◆ Problem statement ◆
Look through the listing below and give the number of lines that hold "para". Say nothing more.

Stored items from a collection:
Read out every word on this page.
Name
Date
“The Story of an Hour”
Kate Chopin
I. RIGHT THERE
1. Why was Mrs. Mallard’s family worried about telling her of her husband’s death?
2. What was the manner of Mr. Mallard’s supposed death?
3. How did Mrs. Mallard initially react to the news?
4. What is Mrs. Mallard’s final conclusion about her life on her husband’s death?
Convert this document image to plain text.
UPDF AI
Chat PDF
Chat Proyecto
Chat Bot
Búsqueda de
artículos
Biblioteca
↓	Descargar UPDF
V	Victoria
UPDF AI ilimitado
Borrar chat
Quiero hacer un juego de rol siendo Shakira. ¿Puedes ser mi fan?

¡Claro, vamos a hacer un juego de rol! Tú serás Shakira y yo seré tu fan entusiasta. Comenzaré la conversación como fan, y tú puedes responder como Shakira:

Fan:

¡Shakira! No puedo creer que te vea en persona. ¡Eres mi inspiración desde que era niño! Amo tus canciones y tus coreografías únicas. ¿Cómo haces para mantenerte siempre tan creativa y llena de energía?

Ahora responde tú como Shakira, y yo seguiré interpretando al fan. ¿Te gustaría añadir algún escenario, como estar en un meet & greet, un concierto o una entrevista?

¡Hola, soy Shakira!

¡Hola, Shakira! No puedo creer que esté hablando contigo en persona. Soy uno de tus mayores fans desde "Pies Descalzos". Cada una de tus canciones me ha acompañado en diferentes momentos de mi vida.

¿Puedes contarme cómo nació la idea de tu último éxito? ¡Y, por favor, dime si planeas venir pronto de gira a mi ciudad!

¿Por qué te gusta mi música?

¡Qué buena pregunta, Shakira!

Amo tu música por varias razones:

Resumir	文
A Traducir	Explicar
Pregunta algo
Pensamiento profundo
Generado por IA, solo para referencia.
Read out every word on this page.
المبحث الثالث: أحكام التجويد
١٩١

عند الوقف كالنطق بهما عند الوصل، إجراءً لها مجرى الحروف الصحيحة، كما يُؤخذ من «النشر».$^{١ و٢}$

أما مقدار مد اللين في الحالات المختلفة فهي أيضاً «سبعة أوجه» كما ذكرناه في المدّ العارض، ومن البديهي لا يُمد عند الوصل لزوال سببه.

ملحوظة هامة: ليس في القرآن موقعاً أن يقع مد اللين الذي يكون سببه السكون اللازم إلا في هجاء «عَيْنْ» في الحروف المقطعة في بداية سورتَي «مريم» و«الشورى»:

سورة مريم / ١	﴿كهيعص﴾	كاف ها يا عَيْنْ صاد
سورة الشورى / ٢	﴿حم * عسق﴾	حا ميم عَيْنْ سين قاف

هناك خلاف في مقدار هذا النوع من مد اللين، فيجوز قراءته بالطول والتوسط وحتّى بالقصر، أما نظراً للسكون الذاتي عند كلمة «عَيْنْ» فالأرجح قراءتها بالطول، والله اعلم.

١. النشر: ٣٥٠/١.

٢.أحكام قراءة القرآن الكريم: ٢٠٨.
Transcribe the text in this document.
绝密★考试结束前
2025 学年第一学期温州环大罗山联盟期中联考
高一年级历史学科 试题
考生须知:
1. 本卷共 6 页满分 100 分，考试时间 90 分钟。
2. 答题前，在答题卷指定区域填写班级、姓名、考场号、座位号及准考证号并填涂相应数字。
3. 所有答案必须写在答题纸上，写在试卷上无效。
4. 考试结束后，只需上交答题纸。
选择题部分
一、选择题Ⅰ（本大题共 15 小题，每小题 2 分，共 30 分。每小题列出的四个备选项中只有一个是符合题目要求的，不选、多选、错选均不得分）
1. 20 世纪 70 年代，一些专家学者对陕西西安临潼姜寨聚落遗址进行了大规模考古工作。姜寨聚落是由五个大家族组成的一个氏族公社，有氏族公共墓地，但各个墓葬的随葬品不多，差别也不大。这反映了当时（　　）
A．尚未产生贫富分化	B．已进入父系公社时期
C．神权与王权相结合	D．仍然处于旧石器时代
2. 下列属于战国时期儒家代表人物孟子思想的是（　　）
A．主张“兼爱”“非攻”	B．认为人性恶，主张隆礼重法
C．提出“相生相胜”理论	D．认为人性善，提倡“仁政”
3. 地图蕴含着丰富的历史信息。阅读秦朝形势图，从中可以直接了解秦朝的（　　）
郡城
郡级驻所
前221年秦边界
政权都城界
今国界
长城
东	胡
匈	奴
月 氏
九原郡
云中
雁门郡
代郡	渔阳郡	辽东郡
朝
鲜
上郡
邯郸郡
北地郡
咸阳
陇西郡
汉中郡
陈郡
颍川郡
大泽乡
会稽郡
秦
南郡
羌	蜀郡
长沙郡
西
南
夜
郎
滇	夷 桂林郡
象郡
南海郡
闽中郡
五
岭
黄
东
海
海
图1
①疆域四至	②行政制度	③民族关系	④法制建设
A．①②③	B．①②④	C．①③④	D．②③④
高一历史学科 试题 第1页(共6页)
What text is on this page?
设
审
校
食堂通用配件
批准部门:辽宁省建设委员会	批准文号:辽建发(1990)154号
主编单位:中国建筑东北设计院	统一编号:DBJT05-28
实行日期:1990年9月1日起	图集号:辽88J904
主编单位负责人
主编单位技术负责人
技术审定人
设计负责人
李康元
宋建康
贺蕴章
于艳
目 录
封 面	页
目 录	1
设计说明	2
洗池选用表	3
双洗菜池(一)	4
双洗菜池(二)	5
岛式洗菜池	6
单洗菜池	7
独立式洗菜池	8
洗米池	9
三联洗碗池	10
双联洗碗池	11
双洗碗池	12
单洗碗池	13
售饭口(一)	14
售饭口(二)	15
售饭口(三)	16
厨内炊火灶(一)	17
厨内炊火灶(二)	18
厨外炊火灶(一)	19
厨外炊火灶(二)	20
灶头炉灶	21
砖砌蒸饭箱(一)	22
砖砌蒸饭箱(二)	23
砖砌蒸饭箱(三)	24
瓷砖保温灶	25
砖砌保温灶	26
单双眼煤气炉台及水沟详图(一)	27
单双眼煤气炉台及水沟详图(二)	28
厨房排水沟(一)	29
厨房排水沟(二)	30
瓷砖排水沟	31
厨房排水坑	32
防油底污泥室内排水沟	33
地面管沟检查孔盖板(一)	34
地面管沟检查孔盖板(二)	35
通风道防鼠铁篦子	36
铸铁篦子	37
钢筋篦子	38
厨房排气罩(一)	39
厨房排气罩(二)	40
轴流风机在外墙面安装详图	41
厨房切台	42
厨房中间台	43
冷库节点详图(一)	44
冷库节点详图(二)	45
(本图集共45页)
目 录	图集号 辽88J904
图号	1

◆ Response ◆
2